#### Your goal:
Quote the whole listing word for word, please.

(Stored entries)
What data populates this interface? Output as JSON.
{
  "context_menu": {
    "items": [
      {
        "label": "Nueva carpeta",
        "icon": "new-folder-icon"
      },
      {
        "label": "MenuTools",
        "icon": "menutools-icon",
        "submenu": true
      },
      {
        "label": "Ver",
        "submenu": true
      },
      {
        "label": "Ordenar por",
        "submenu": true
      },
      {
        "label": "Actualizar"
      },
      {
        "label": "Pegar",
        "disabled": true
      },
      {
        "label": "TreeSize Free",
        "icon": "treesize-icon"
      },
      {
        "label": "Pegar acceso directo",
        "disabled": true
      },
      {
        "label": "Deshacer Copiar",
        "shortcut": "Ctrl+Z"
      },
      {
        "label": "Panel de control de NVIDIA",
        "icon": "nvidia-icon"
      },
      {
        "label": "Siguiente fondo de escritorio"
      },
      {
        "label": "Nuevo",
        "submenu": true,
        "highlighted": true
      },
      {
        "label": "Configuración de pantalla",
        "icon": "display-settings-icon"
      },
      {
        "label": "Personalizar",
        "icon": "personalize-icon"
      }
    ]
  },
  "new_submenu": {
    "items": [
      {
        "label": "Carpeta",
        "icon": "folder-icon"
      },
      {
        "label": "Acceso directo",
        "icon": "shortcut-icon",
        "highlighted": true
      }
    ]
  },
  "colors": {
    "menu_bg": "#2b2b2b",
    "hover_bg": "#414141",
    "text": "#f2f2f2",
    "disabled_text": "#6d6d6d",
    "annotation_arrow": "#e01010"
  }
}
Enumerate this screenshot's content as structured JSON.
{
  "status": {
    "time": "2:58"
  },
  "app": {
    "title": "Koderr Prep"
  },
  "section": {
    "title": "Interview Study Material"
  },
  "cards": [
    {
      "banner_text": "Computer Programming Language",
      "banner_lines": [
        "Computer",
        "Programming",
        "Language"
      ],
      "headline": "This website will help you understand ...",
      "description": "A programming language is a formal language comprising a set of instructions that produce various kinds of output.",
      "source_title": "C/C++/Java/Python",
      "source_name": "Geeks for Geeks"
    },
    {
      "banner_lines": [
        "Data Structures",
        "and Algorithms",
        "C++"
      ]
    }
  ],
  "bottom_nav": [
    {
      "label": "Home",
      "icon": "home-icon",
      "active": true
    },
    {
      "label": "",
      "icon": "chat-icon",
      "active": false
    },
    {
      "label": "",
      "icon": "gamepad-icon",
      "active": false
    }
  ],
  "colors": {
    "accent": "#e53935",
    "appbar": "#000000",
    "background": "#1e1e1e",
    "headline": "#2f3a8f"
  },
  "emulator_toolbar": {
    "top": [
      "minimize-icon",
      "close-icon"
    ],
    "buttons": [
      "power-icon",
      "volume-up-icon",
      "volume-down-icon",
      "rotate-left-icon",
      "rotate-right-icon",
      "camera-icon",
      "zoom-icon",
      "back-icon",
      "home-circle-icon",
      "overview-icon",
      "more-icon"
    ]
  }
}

#### Output of the task:
What data populates this interface? Output as JSON.
{
  "context_menu": {
    "items": [
      {
        "label": "Nueva carpeta",
        "icon": "new-folder-icon"
      },
      {
        "label": "MenuTools",
        "icon": "menutools-icon",
        "submenu": true
      },
      {
        "label": "Ver",
        "submenu": true
      },
      {
        "label": "Ordenar por",
        "submenu": true
      },
      {
        "label": "Actualizar"
      },
      {
        "label": "Pegar",
        "disabled": true
      },
      {
        "label": "TreeSize Free",
        "icon": "treesize-icon"
      },
      {
        "label": "Pegar acceso directo",
        "disabled": true
      },
      {
        "label": "Deshacer Copiar",
        "shortcut": "Ctrl+Z"
      },
      {
        "label": "Panel de control de NVIDIA",
        "icon": "nvidia-icon"
      },
      {
        "label": "Siguiente fondo de escritorio"
      },
      {
        "label": "Nuevo",
        "submenu": true,
        "highlighted": true
      },
      {
        "label": "Configuración de pantalla",
        "icon": "display-settings-icon"
      },
      {
        "label": "Personalizar",
        "icon": "personalize-icon"
      }
    ]
  },
  "new_submenu": {
    "items": [
      {
        "label": "Carpeta",
        "icon": "folder-icon"
      },
      {
        "label": "Acceso directo",
        "icon": "shortcut-icon",
        "highlighted": true
      }
    ]
  },
  "colors": {
    "menu_bg": "#2b2b2b",
    "hover_bg": "#414141",
    "text": "#f2f2f2",
    "disabled_text": "#6d6d6d",
    "annotation_arrow": "#e01010"
  }
}
Enumerate this screenshot's content as structured JSON.
{
  "status": {
    "time": "2:58"
  },
  "app": {
    "title": "Koderr Prep"
  },
  "section": {
    "title": "Interview Study Material"
  },
  "cards": [
    {
      "banner_text": "Computer Programming Language",
      "banner_lines": [
        "Computer",
        "Programming",
        "Language"
      ],
      "headline": "This website will help you understand ...",
      "description": "A programming language is a formal language comprising a set of instructions that produce various kinds of output.",
      "source_title": "C/C++/Java/Python",
      "source_name": "Geeks for Geeks"
    },
    {
      "banner_lines": [
        "Data Structures",
        "and Algorithms",
        "C++"
      ]
    }
  ],
  "bottom_nav": [
    {
      "label": "Home",
      "icon": "home-icon",
      "active": true
    },
    {
      "label": "",
      "icon": "chat-icon",
      "active": false
    },
    {
      "label": "",
      "icon": "gamepad-icon",
      "active": false
    }
  ],
  "colors": {
    "accent": "#e53935",
    "appbar": "#000000",
    "background": "#1e1e1e",
    "headline": "#2f3a8f"
  },
  "emulator_toolbar": {
    "top": [
      "minimize-icon",
      "close-icon"
    ],
    "buttons": [
      "power-icon",
      "volume-up-icon",
      "volume-down-icon",
      "rotate-left-icon",
      "rotate-right-icon",
      "camera-icon",
      "zoom-icon",
      "back-icon",
      "home-circle-icon",
      "overview-icon",
      "more-icon"
    ]
  }
}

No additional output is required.